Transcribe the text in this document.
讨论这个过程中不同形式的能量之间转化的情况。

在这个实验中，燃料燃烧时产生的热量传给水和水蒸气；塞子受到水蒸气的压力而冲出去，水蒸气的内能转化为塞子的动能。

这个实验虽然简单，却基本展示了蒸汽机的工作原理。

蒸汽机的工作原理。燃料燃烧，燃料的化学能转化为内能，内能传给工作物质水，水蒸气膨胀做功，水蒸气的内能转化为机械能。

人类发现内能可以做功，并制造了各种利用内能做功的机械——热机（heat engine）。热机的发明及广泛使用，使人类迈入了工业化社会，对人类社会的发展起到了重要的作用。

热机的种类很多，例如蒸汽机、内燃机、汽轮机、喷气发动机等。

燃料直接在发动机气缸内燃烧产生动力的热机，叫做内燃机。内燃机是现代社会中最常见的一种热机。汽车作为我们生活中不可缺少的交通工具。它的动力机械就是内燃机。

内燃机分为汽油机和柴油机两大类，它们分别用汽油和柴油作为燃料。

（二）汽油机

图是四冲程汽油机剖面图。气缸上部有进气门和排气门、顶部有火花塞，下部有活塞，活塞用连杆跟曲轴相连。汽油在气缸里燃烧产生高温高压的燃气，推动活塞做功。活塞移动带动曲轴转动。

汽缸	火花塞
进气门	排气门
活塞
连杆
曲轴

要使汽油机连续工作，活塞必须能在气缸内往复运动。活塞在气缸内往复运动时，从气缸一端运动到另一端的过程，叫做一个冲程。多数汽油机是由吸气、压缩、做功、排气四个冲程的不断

Exercise requirements: Every record shown above must be echoed exactly.

Finished exercise:
Transcribe the text in this document.
讨论这个过程中不同形式的能量之间转化的情况。

在这个实验中，燃料燃烧时产生的热量传给水和水蒸气；塞子受到水蒸气的压力而冲出去，水蒸气的内能转化为塞子的动能。

这个实验虽然简单，却基本展示了蒸汽机的工作原理。

蒸汽机的工作原理。燃料燃烧，燃料的化学能转化为内能，内能传给工作物质水，水蒸气膨胀做功，水蒸气的内能转化为机械能。

人类发现内能可以做功，并制造了各种利用内能做功的机械——热机（heat engine）。热机的发明及广泛使用，使人类迈入了工业化社会，对人类社会的发展起到了重要的作用。

热机的种类很多，例如蒸汽机、内燃机、汽轮机、喷气发动机等。

燃料直接在发动机气缸内燃烧产生动力的热机，叫做内燃机。内燃机是现代社会中最常见的一种热机。汽车作为我们生活中不可缺少的交通工具。它的动力机械就是内燃机。

内燃机分为汽油机和柴油机两大类，它们分别用汽油和柴油作为燃料。

（二）汽油机

图是四冲程汽油机剖面图。气缸上部有进气门和排气门、顶部有火花塞，下部有活塞，活塞用连杆跟曲轴相连。汽油在气缸里燃烧产生高温高压的燃气，推动活塞做功。活塞移动带动曲轴转动。

汽缸	火花塞
进气门	排气门
活塞
连杆
曲轴

要使汽油机连续工作，活塞必须能在气缸内往复运动。活塞在气缸内往复运动时，从气缸一端运动到另一端的过程，叫做一个冲程。多数汽油机是由吸气、压缩、做功、排气四个冲程的不断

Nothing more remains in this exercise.